• _TASK DATA_
-- -- --

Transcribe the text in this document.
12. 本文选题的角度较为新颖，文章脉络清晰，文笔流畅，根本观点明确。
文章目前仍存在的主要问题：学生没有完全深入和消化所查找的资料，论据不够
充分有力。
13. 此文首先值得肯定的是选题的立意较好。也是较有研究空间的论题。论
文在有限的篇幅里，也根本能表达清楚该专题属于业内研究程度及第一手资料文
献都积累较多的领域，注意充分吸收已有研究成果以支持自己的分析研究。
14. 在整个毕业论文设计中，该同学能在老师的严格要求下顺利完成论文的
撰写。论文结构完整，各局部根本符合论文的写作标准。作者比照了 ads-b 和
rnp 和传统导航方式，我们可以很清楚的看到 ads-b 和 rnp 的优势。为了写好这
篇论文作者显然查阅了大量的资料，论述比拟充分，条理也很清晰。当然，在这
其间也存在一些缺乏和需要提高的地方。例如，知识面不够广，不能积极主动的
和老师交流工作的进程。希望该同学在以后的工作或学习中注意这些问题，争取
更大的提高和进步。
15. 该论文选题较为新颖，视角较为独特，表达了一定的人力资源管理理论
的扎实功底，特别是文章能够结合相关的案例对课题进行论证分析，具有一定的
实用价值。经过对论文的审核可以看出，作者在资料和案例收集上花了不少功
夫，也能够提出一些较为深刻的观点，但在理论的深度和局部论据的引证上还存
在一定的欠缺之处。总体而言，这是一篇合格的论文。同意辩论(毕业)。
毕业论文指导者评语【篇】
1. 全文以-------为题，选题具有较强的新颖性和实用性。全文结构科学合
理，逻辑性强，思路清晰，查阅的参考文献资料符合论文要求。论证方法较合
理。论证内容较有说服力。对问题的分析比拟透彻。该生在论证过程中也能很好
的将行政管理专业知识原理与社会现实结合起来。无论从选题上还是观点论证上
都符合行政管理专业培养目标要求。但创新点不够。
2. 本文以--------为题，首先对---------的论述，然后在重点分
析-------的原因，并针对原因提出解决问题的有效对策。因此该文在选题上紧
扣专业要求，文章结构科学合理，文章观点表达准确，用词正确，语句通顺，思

-- -- --

• _PROBLEM REQUIREMENTS_
Print all of the data exactly as it was given.

• _WORKED SOLUTION_
Transcribe the text in this document.
12. 本文选题的角度较为新颖，文章脉络清晰，文笔流畅，根本观点明确。
文章目前仍存在的主要问题：学生没有完全深入和消化所查找的资料，论据不够
充分有力。
13. 此文首先值得肯定的是选题的立意较好。也是较有研究空间的论题。论
文在有限的篇幅里，也根本能表达清楚该专题属于业内研究程度及第一手资料文
献都积累较多的领域，注意充分吸收已有研究成果以支持自己的分析研究。
14. 在整个毕业论文设计中，该同学能在老师的严格要求下顺利完成论文的
撰写。论文结构完整，各局部根本符合论文的写作标准。作者比照了 ads-b 和
rnp 和传统导航方式，我们可以很清楚的看到 ads-b 和 rnp 的优势。为了写好这
篇论文作者显然查阅了大量的资料，论述比拟充分，条理也很清晰。当然，在这
其间也存在一些缺乏和需要提高的地方。例如，知识面不够广，不能积极主动的
和老师交流工作的进程。希望该同学在以后的工作或学习中注意这些问题，争取
更大的提高和进步。
15. 该论文选题较为新颖，视角较为独特，表达了一定的人力资源管理理论
的扎实功底，特别是文章能够结合相关的案例对课题进行论证分析，具有一定的
实用价值。经过对论文的审核可以看出，作者在资料和案例收集上花了不少功
夫，也能够提出一些较为深刻的观点，但在理论的深度和局部论据的引证上还存
在一定的欠缺之处。总体而言，这是一篇合格的论文。同意辩论(毕业)。
毕业论文指导者评语【篇】
1. 全文以-------为题，选题具有较强的新颖性和实用性。全文结构科学合
理，逻辑性强，思路清晰，查阅的参考文献资料符合论文要求。论证方法较合
理。论证内容较有说服力。对问题的分析比拟透彻。该生在论证过程中也能很好
的将行政管理专业知识原理与社会现实结合起来。无论从选题上还是观点论证上
都符合行政管理专业培养目标要求。但创新点不够。
2. 本文以--------为题，首先对---------的论述，然后在重点分
析-------的原因，并针对原因提出解决问题的有效对策。因此该文在选题上紧
扣专业要求，文章结构科学合理，文章观点表达准确，用词正确，语句通顺，思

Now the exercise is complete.